Which lines of the records contain "this"? Collect every one of them.
********
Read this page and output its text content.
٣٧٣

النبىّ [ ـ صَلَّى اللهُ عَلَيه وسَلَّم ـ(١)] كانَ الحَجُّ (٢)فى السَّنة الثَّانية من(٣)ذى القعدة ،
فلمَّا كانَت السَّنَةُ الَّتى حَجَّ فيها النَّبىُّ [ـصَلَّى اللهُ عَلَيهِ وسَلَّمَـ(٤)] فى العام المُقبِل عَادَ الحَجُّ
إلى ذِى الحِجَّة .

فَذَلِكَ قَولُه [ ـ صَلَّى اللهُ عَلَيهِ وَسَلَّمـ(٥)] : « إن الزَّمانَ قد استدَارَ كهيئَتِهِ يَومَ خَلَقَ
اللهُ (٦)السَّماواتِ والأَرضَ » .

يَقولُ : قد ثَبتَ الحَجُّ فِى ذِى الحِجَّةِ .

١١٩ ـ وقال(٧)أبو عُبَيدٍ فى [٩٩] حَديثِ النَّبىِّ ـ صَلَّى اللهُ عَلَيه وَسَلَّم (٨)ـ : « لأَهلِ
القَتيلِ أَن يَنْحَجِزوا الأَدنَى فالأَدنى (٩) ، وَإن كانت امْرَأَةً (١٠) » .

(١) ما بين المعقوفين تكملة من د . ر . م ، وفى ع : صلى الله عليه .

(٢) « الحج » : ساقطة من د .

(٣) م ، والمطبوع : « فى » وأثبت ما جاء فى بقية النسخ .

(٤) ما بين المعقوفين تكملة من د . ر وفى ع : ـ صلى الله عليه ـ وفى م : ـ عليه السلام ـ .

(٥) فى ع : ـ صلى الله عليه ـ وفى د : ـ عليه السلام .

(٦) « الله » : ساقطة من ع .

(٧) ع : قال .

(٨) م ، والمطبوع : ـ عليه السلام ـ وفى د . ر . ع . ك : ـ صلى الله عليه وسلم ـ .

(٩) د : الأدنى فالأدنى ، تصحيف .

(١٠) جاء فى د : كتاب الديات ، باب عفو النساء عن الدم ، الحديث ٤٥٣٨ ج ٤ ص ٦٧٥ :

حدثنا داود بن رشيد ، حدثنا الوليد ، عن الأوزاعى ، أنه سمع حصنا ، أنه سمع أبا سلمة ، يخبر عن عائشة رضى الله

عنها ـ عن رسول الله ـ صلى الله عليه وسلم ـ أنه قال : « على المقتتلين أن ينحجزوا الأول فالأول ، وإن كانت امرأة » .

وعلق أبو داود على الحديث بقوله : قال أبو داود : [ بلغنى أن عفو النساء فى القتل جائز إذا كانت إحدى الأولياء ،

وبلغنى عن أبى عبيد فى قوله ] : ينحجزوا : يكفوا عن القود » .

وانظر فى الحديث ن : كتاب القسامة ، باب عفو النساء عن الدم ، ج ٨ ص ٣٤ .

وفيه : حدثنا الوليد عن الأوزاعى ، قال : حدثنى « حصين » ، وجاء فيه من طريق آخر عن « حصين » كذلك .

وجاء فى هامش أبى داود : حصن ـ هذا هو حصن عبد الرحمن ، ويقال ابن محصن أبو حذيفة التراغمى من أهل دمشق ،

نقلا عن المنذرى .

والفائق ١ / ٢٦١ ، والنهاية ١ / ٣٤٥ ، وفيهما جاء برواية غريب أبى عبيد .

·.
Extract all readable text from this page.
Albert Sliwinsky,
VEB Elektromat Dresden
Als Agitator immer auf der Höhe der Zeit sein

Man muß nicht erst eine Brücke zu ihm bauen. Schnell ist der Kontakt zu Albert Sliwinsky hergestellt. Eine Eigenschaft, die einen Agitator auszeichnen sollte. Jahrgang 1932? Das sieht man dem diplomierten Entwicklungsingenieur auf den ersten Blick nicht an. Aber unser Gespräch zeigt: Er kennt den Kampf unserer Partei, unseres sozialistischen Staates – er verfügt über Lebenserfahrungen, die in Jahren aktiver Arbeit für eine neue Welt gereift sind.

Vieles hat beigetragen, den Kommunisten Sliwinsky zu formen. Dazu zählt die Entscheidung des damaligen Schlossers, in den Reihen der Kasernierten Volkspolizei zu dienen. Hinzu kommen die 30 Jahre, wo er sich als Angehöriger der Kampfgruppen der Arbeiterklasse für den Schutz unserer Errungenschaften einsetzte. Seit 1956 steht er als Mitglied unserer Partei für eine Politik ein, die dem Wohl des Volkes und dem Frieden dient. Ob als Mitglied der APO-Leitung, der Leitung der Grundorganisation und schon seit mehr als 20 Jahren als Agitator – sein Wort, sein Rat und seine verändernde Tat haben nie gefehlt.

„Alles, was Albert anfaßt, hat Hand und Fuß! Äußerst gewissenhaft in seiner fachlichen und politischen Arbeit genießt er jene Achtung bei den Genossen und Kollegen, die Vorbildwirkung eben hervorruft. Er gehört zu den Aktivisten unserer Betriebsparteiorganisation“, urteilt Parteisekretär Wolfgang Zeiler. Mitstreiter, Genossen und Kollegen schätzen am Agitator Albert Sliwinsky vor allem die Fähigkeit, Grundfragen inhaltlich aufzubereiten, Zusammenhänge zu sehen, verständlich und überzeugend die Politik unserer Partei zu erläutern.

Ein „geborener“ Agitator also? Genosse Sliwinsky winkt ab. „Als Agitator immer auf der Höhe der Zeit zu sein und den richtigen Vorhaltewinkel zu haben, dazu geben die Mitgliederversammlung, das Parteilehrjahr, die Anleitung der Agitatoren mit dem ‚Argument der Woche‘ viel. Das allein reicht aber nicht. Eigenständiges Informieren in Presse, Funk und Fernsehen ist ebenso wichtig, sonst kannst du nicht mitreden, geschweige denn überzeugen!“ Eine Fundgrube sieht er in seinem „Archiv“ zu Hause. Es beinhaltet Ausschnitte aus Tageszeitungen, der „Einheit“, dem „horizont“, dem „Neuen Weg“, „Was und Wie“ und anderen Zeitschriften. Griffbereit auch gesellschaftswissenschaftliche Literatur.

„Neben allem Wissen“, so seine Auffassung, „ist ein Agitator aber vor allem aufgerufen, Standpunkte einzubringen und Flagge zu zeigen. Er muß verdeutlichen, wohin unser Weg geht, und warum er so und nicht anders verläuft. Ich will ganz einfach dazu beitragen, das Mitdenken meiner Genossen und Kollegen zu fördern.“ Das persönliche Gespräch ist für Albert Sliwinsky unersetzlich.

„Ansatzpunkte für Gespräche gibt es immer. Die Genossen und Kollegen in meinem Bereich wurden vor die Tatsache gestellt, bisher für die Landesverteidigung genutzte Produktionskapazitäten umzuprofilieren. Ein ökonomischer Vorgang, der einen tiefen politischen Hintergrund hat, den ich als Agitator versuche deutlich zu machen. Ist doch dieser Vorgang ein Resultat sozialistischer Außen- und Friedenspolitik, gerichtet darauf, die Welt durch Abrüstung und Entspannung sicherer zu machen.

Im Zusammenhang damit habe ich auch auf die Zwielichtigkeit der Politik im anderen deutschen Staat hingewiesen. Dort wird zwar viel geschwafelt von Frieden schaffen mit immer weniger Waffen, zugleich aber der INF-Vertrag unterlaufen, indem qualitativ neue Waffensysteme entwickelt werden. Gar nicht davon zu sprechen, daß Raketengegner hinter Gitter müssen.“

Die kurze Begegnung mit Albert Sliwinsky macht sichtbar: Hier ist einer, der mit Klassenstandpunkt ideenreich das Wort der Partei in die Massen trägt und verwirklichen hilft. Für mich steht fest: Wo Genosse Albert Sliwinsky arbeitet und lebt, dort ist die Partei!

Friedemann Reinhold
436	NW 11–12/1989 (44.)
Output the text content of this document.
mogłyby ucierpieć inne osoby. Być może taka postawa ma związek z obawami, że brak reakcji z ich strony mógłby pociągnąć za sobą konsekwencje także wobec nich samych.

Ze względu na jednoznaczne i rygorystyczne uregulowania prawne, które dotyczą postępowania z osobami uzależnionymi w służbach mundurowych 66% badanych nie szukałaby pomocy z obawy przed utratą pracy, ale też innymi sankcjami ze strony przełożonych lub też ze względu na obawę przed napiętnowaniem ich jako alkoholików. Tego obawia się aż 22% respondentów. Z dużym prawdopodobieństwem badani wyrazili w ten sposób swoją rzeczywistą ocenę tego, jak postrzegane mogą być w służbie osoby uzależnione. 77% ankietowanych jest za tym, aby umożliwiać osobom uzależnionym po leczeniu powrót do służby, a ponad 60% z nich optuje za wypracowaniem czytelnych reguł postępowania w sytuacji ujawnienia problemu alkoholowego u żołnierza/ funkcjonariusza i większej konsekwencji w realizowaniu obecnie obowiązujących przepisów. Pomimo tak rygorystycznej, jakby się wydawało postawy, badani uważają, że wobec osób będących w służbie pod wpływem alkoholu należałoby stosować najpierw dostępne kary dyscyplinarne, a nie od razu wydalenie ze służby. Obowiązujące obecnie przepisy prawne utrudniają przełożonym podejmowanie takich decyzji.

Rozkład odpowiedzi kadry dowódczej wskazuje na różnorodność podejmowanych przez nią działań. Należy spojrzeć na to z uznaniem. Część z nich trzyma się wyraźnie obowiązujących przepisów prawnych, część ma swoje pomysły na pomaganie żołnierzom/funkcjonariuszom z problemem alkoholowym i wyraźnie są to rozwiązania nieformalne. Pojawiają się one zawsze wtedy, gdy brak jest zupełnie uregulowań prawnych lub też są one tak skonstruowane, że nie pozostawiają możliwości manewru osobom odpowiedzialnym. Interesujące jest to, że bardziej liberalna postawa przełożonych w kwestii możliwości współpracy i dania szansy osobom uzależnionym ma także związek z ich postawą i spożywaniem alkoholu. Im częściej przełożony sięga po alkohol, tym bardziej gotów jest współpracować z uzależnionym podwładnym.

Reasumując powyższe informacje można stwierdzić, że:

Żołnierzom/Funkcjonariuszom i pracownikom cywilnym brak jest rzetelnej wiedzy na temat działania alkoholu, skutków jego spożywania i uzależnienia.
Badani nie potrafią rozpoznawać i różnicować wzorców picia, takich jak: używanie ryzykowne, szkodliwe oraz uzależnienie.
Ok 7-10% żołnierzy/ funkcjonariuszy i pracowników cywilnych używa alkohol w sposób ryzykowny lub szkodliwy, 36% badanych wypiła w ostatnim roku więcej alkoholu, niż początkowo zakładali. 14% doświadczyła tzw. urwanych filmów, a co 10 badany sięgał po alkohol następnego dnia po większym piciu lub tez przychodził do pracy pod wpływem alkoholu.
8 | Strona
********
- _Problem solution_
Read this page and output its text content.
Extract all readable text from this page.
Output the text content of this document.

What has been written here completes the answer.